» **Text segment**
▼

On September 6, 2018, the Boston University African Studies Center and Pardee School of Global Studies welcomed the Ambassador of the African Union to the United States, H.E. Dr. Arikana Chihombori-Quao, for a discussion of building productive partnerships among the African diaspora, the academic community, and the African Union. The Ambassador was accompanied by her colleague Mr. Tarek Ben Youseff. The all-day engagement included meetings with the Pardee School and African Studies Center leadership, presentations and class visits, and one-on-one and group conversations with Boston University scholars and students, as well as members of the African Diaspora. The day culminated with the Pardee Policy Leaders Forum – an event series bringing senior international policymakers to Boston University for important policy conversations with BU faculty and experts.

▲

» **Extracted material**

▼

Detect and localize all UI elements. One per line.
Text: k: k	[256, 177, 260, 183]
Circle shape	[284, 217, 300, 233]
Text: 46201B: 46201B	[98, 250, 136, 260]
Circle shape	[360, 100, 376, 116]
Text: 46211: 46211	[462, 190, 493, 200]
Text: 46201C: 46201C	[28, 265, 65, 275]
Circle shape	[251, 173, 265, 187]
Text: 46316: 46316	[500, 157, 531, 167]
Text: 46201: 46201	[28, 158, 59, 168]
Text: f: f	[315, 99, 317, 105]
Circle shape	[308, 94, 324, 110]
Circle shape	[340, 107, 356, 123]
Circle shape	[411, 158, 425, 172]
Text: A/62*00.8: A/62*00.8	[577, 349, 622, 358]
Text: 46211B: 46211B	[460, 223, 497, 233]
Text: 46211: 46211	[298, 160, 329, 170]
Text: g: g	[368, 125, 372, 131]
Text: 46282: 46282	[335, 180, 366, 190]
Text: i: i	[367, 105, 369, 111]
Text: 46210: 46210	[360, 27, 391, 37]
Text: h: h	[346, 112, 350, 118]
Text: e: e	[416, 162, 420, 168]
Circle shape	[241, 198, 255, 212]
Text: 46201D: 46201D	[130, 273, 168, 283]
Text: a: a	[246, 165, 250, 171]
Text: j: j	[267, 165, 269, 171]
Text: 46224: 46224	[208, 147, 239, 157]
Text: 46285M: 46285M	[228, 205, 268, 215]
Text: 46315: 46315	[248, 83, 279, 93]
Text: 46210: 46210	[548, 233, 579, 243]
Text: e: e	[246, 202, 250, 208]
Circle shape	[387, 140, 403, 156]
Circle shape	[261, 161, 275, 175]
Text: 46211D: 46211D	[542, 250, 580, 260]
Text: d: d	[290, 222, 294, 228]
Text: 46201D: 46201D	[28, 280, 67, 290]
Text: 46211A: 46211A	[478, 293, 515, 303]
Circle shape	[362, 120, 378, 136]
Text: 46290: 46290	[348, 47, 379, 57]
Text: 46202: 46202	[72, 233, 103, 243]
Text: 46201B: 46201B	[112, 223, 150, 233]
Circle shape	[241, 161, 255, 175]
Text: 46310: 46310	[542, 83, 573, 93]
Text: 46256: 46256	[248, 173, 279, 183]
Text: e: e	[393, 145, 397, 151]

▲

» **Exercises to complete**
- a) From the account of the African Union Ambassador's visit, list the three groups among which the discussion aimed to build productive partnerships.
- b) Answer these questions about the Ambassador's visit using the account above:
(i) On what date did the visit take place?
(ii) Who came with the Ambassador?
(iii) What event brought the day to a close?
- c) Carry on the account of the African Union Ambassador's visit to Boston University, starting right after its last sentence.

» **Answers for the exercise**
- a)
The African diaspora
The academic community
The African Union

- b)
(i) September 6, 2018
(ii) Mr. Tarek Ben Youseff
(iii) The Pardee Policy Leaders Forum

- c)
The African Union is an intergovernmental organization that seeks to achieve greater unity and solidarity among African countries and Africans, as well as encourage international cooperation and popular participation in governance. It advances collaboration between the diaspora, academic community, and policy makers for mobilizing the African diaspora in support of major U.S.-Africa policy initiatives. The Ambassador’s visit to the BU African Studies Center built on her history of collaboration with the Diaspora Studies Initiative of the ASC that included the 2017 Boston African Diaspora Coalition Roundtable as well as related engagements. These initiatives focused on facilitating joint engagement among diaspora communities in the New England area, and building networking and communication platforms for diaspora involvement in Africa’s economies and societies.
During her visit to Boston University, Ambassador Chihombori-Quao met with Dean of the Pardee School of Global Studies and Professor of International Relations and Earth and Environment Adil Najam, Associate Dean and Professor of International Relations and Political Science William Grimes, as well as had conversations with several Pardee School faculty members, including former director of BU African Studies Center and Professor of Political Science Timothy Longman. “It was an honor to meet Ambassador Chihombori-Quao during her visit to the Pardee School,” said Prof. Grimes. “I was especially impressed by her ideas about the role of the African diaspora in the continent’s economic and political development.”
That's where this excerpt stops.